## Problem details
Are you able to quote each entry exactly as written?
── Dataset records
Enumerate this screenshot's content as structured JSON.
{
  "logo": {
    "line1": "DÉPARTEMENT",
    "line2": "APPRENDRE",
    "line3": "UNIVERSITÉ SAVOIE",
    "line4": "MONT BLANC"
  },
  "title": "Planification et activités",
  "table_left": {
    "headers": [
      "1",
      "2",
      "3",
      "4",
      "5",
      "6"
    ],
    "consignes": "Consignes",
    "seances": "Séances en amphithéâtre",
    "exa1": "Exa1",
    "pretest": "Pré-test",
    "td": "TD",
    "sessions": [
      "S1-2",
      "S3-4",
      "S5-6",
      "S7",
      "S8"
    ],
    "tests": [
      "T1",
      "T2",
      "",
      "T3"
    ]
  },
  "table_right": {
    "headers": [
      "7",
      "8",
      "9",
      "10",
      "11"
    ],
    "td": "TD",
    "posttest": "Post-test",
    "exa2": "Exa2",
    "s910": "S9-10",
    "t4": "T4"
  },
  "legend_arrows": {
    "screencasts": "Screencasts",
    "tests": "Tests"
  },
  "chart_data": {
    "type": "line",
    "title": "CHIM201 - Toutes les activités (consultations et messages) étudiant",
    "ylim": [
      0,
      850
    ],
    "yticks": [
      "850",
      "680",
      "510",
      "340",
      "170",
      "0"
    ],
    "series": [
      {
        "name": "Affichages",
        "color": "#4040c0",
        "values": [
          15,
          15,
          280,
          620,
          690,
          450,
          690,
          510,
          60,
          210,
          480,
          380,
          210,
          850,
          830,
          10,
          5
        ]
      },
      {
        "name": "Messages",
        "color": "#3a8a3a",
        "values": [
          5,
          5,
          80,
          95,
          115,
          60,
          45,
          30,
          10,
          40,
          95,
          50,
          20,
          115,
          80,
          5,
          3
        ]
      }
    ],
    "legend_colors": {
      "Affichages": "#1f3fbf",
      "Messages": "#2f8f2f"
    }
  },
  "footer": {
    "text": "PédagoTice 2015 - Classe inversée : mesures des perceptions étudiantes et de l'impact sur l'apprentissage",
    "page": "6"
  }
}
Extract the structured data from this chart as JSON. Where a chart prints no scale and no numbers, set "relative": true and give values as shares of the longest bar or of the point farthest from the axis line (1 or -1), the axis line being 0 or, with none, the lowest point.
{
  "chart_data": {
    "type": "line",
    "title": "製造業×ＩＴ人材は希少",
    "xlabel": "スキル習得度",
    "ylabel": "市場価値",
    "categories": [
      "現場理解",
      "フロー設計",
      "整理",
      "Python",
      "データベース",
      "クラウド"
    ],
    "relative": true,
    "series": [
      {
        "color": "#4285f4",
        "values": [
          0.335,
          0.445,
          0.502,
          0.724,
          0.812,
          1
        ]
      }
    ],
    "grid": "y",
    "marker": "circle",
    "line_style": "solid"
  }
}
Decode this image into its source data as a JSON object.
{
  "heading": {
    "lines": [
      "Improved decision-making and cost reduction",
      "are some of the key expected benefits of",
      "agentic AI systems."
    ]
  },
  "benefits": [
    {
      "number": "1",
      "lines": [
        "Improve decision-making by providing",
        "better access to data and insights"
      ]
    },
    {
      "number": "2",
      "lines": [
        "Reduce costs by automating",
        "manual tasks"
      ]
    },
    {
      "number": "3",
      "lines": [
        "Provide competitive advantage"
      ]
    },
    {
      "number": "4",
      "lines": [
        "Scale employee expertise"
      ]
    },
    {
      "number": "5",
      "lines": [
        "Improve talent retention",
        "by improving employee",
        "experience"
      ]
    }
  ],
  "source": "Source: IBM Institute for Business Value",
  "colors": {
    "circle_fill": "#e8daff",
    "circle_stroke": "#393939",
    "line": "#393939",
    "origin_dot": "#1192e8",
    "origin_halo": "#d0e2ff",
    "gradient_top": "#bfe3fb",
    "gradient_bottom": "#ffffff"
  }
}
────
## Exercise result
Enumerate this screenshot's content as structured JSON.
{
  "logo": {
    "line1": "DÉPARTEMENT",
    "line2": "APPRENDRE",
    "line3": "UNIVERSITÉ SAVOIE",
    "line4": "MONT BLANC"
  },
  "title": "Planification et activités",
  "table_left": {
    "headers": [
      "1",
      "2",
      "3",
      "4",
      "5",
      "6"
    ],
    "consignes": "Consignes",
    "seances": "Séances en amphithéâtre",
    "exa1": "Exa1",
    "pretest": "Pré-test",
    "td": "TD",
    "sessions": [
      "S1-2",
      "S3-4",
      "S5-6",
      "S7",
      "S8"
    ],
    "tests": [
      "T1",
      "T2",
      "",
      "T3"
    ]
  },
  "table_right": {
    "headers": [
      "7",
      "8",
      "9",
      "10",
      "11"
    ],
    "td": "TD",
    "posttest": "Post-test",
    "exa2": "Exa2",
    "s910": "S9-10",
    "t4": "T4"
  },
  "legend_arrows": {
    "screencasts": "Screencasts",
    "tests": "Tests"
  },
  "chart_data": {
    "type": "line",
    "title": "CHIM201 - Toutes les activités (consultations et messages) étudiant",
    "ylim": [
      0,
      850
    ],
    "yticks": [
      "850",
      "680",
      "510",
      "340",
      "170",
      "0"
    ],
    "series": [
      {
        "name": "Affichages",
        "color": "#4040c0",
        "values": [
          15,
          15,
          280,
          620,
          690,
          450,
          690,
          510,
          60,
          210,
          480,
          380,
          210,
          850,
          830,
          10,
          5
        ]
      },
      {
        "name": "Messages",
        "color": "#3a8a3a",
        "values": [
          5,
          5,
          80,
          95,
          115,
          60,
          45,
          30,
          10,
          40,
          95,
          50,
          20,
          115,
          80,
          5,
          3
        ]
      }
    ],
    "legend_colors": {
      "Affichages": "#1f3fbf",
      "Messages": "#2f8f2f"
    }
  },
  "footer": {
    "text": "PédagoTice 2015 - Classe inversée : mesures des perceptions étudiantes et de l'impact sur l'apprentissage",
    "page": "6"
  }
}
Extract the structured data from this chart as JSON. Where a chart prints no scale and no numbers, set "relative": true and give values as shares of the longest bar or of the point farthest from the axis line (1 or -1), the axis line being 0 or, with none, the lowest point.
{
  "chart_data": {
    "type": "line",
    "title": "製造業×ＩＴ人材は希少",
    "xlabel": "スキル習得度",
    "ylabel": "市場価値",
    "categories": [
      "現場理解",
      "フロー設計",
      "整理",
      "Python",
      "データベース",
      "クラウド"
    ],
    "relative": true,
    "series": [
      {
        "color": "#4285f4",
        "values": [
          0.335,
          0.445,
          0.502,
          0.724,
          0.812,
          1
        ]
      }
    ],
    "grid": "y",
    "marker": "circle",
    "line_style": "solid"
  }
}
Decode this image into its source data as a JSON object.
{
  "heading": {
    "lines": [
      "Improved decision-making and cost reduction",
      "are some of the key expected benefits of",
      "agentic AI systems."
    ]
  },
  "benefits": [
    {
      "number": "1",
      "lines": [
        "Improve decision-making by providing",
        "better access to data and insights"
      ]
    },
    {
      "number": "2",
      "lines": [
        "Reduce costs by automating",
        "manual tasks"
      ]
    },
    {
      "number": "3",
      "lines": [
        "Provide competitive advantage"
      ]
    },
    {
      "number": "4",
      "lines": [
        "Scale employee expertise"
      ]
    },
    {
      "number": "5",
      "lines": [
        "Improve talent retention",
        "by improving employee",
        "experience"
      ]
    }
  ],
  "source": "Source: IBM Institute for Business Value",
  "colors": {
    "circle_fill": "#e8daff",
    "circle_stroke": "#393939",
    "line": "#393939",
    "origin_dot": "#1192e8",
    "origin_halo": "#d0e2ff",
    "gradient_top": "#bfe3fb",
    "gradient_bottom": "#ffffff"
  }
}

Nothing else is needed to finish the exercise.